• _WHAT YOU ARE ASKED TO DO_
Present each line of the entries below that holds the word "Verwendung".

____

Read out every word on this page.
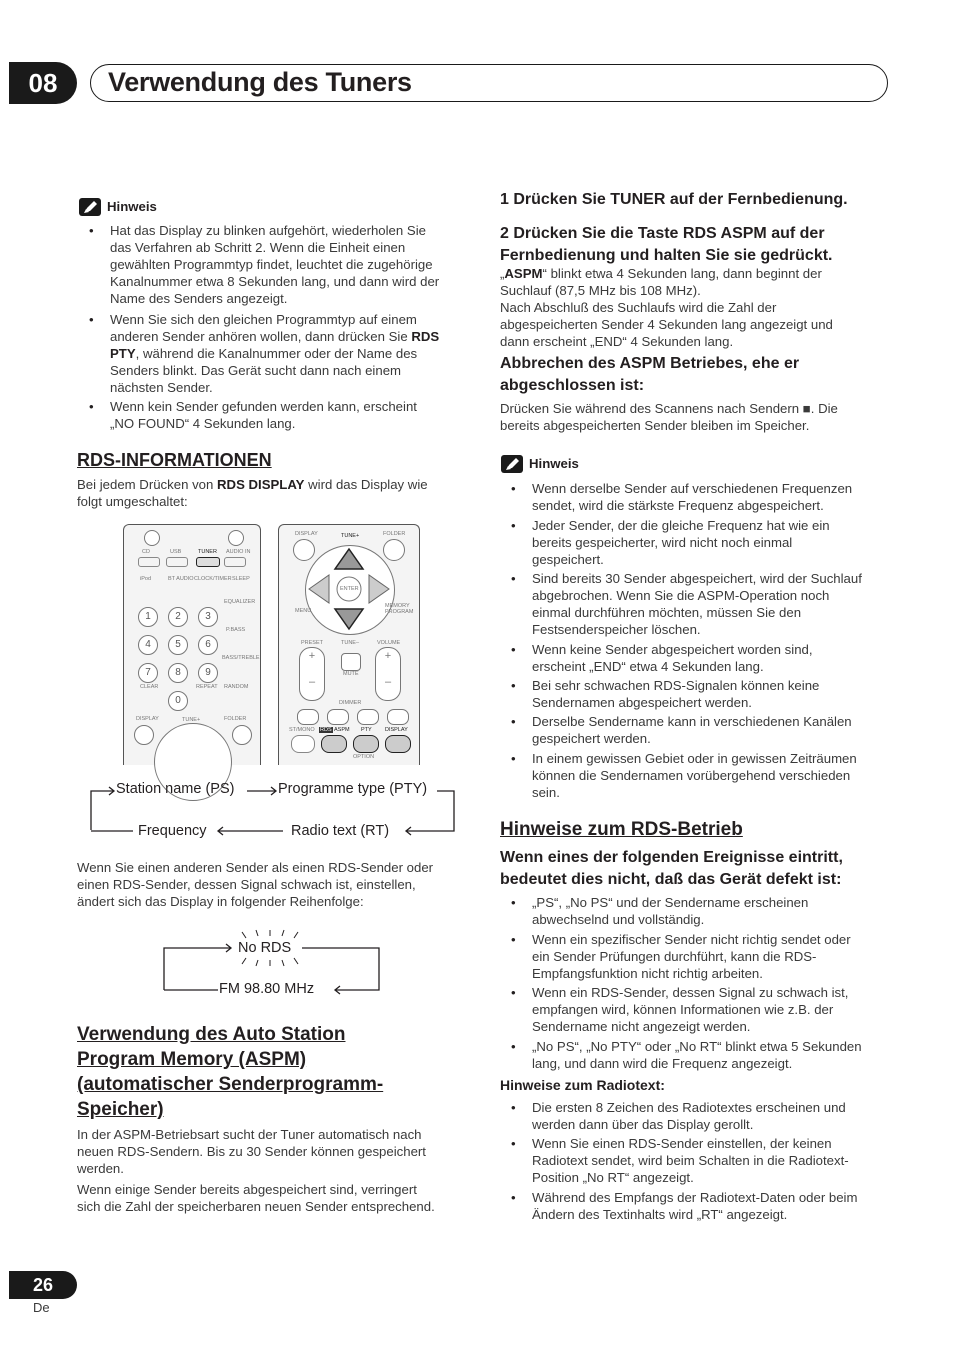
08	Verwendung des Tuners
Hinweis
• Hat das Display zu blinken aufgehört, wiederholen Sie
das Verfahren ab Schritt 2. Wenn die Einheit einen
gewählten Programmtyp findet, leuchtet die zugehörige
Kanalnummer etwa 8 Sekunden lang, und dann wird der
Name des Senders angezeigt.
• Wenn Sie sich den gleichen Programmtyp auf einem
anderen Sender anhören wollen, dann drücken Sie RDS
PTY, während die Kanalnummer oder der Name des
Senders blinkt. Das Gerät sucht dann nach einem
nächsten Sender.
• Wenn kein Sender gefunden werden kann, erscheint
„NO FOUND“ 4 Sekunden lang.
RDS-INFORMATIONEN
Bei jedem Drücken von RDS DISPLAY wird das Display wie
folgt umgeschaltet:
CD	USB	TUNER AUDIO IN
iPod	BT AUDIO CLOCK/TIMER SLEEP
EQUALIZER
1	2	3
P.BASS
4	5	6
BASS/TREBLE
7	8	9
CLEAR	REPEAT RANDOM
0
DISPLAY	TUNE+	FOLDER
DISPLAY	TUNE+	FOLDER
ENTER
MENU
MEMORY
PROGRAM
PRESET	TUNE–	VOLUME
+
–
+
–
MUTE
DIMMER
ST/MONO RDS ASPM PTY DISPLAY
OPTION
Station name (PS)	Programme type (PTY)
Frequency	Radio text (RT)
Wenn Sie einen anderen Sender als einen RDS-Sender oder
einen RDS-Sender, dessen Signal schwach ist, einstellen,
ändert sich das Display in folgender Reihenfolge:
No RDS
FM 98.80 MHz
Verwendung des Auto Station
Program Memory (ASPM)
(automatischer Senderprogramm-
Speicher)
In der ASPM-Betriebsart sucht der Tuner automatisch nach
neuen RDS-Sendern. Bis zu 30 Sender können gespeichert
werden.
Wenn einige Sender bereits abgespeichert sind, verringert
sich die Zahl der speicherbaren neuen Sender entsprechend.
1 Drücken Sie TUNER auf der Fernbedienung.
2 Drücken Sie die Taste RDS ASPM auf der
Fernbedienung und halten Sie sie gedrückt.
„ASPM“ blinkt etwa 4 Sekunden lang, dann beginnt der
Suchlauf (87,5 MHz bis 108 MHz).
Nach Abschluß des Suchlaufs wird die Zahl der
abgespeicherten Sender 4 Sekunden lang angezeigt und
dann erscheint „END“ 4 Sekunden lang.
Abbrechen des ASPM Betriebes, ehe er
abgeschlossen ist:
Drücken Sie während des Scannens nach Sendern ■. Die
bereits abgespeicherten Sender bleiben im Speicher.
Hinweis
• Wenn derselbe Sender auf verschiedenen Frequenzen
sendet, wird die stärkste Frequenz abgespeichert.
• Jeder Sender, der die gleiche Frequenz hat wie ein
bereits gespeicherter, wird nicht noch einmal
gespeichert.
• Sind bereits 30 Sender abgespeichert, wird der Suchlauf
abgebrochen. Wenn Sie die ASPM-Operation noch
einmal durchführen möchten, müssen Sie den
Festsenderspeicher löschen.
• Wenn keine Sender abgespeichert worden sind,
erscheint „END“ etwa 4 Sekunden lang.
• Bei sehr schwachen RDS-Signalen können keine
Sendernamen abgespeichert werden.
• Derselbe Sendername kann in verschiedenen Kanälen
gespeichert werden.
• In einem gewissen Gebiet oder in gewissen Zeiträumen
können die Sendernamen vorübergehend verschieden
sein.
Hinweise zum RDS-Betrieb
Wenn eines der folgenden Ereignisse eintritt,
bedeutet dies nicht, daß das Gerät defekt ist:
• „PS“, „No PS“ und der Sendername erscheinen
abwechselnd und vollständig.
• Wenn ein spezifischer Sender nicht richtig sendet oder
ein Sender Prüfungen durchführt, kann die RDS-
Empfangsfunktion nicht richtig arbeiten.
• Wenn ein RDS-Sender, dessen Signal zu schwach ist,
empfangen wird, können Informationen wie z.B. der
Sendername nicht angezeigt werden.
• „No PS“, „No PTY“ oder „No RT“ blinkt etwa 5 Sekunden
lang, und dann wird die Frequenz angezeigt.
Hinweise zum Radiotext:
• Die ersten 8 Zeichen des Radiotextes erscheinen und
werden dann über das Display gerollt.
• Wenn Sie einen RDS-Sender einstellen, der keinen
Radiotext sendet, wird beim Schalten in die Radiotext-
Position „No RT“ angezeigt.
• Während des Empfangs der Radiotext-Daten oder beim
Ändern des Textinhalts wird „RT“ angezeigt.
26
De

____

• _COMPLETED TASK_
08	Verwendung des Tuners
Verwendung des Auto Station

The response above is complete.